» GIVEN RECORDS:
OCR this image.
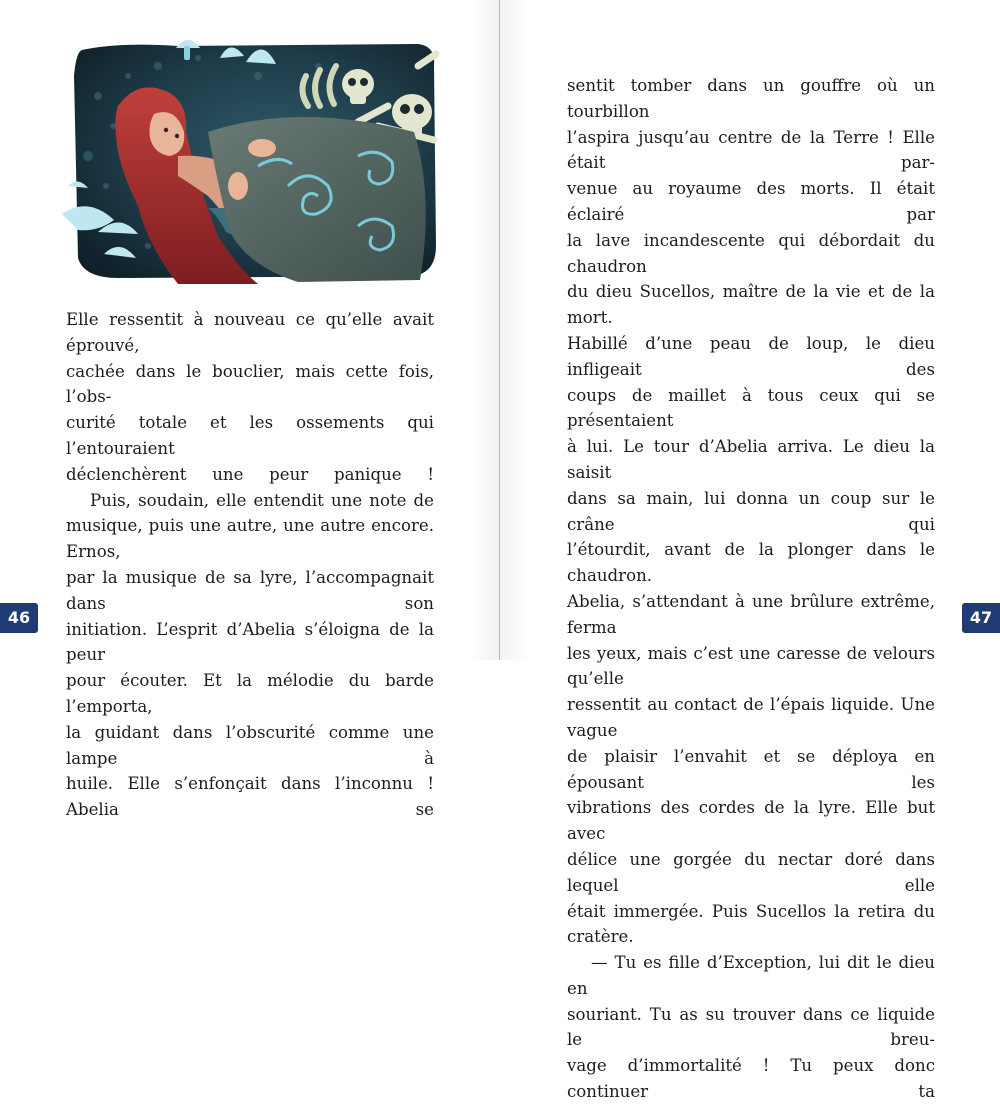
Elle ressentit à nouveau ce qu’elle avait éprouvé,
cachée dans le bouclier, mais cette fois, l’obs-
curité totale et les ossements qui l’entouraient
déclenchèrent une peur panique !

Puis, soudain, elle entendit une note de
musique, puis une autre, une autre encore. Ernos,
par la musique de sa lyre, l’accompagnait dans son
initiation. L’esprit d’Abelia s’éloigna de la peur
pour écouter. Et la mélodie du barde l’emporta,
la guidant dans l’obscurité comme une lampe à
huile. Elle s’enfonçait dans l’inconnu ! Abelia se

46	47

sentit tomber dans un gouffre où un tourbillon
l’aspira jusqu’au centre de la Terre ! Elle était par-
venue au royaume des morts. Il était éclairé par
la lave incandescente qui débordait du chaudron
du dieu Sucellos, maître de la vie et de la mort.
Habillé d’une peau de loup, le dieu infligeait des
coups de maillet à tous ceux qui se présentaient
à lui. Le tour d’Abelia arriva. Le dieu la saisit
dans sa main, lui donna un coup sur le crâne qui
l’étourdit, avant de la plonger dans le chaudron.
Abelia, s’attendant à une brûlure extrême, ferma
les yeux, mais c’est une caresse de velours qu’elle
ressentit au contact de l’épais liquide. Une vague
de plaisir l’envahit et se déploya en épousant les
vibrations des cordes de la lyre. Elle but avec
délice une gorgée du nectar doré dans lequel elle
était immergée. Puis Sucellos la retira du cratère.

— Tu es fille d’Exception, lui dit le dieu en
souriant. Tu as su trouver dans ce liquide le breu-
vage d’immortalité ! Tu peux donc continuer ta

» TASK STATEMENT: Transcribe each entry above exactly, apart from the pictures.

» OUTPUT FOR THIS TASK:
OCR this image.
Elle ressentit à nouveau ce qu’elle avait éprouvé,
cachée dans le bouclier, mais cette fois, l’obs-
curité totale et les ossements qui l’entouraient
déclenchèrent une peur panique !

Puis, soudain, elle entendit une note de
musique, puis une autre, une autre encore. Ernos,
par la musique de sa lyre, l’accompagnait dans son
initiation. L’esprit d’Abelia s’éloigna de la peur
pour écouter. Et la mélodie du barde l’emporta,
la guidant dans l’obscurité comme une lampe à
huile. Elle s’enfonçait dans l’inconnu ! Abelia se

46	47

sentit tomber dans un gouffre où un tourbillon
l’aspira jusqu’au centre de la Terre ! Elle était par-
venue au royaume des morts. Il était éclairé par
la lave incandescente qui débordait du chaudron
du dieu Sucellos, maître de la vie et de la mort.
Habillé d’une peau de loup, le dieu infligeait des
coups de maillet à tous ceux qui se présentaient
à lui. Le tour d’Abelia arriva. Le dieu la saisit
dans sa main, lui donna un coup sur le crâne qui
l’étourdit, avant de la plonger dans le chaudron.
Abelia, s’attendant à une brûlure extrême, ferma
les yeux, mais c’est une caresse de velours qu’elle
ressentit au contact de l’épais liquide. Une vague
de plaisir l’envahit et se déploya en épousant les
vibrations des cordes de la lyre. Elle but avec
délice une gorgée du nectar doré dans lequel elle
était immergée. Puis Sucellos la retira du cratère.

— Tu es fille d’Exception, lui dit le dieu en
souriant. Tu as su trouver dans ce liquide le breu-
vage d’immortalité ! Tu peux donc continuer ta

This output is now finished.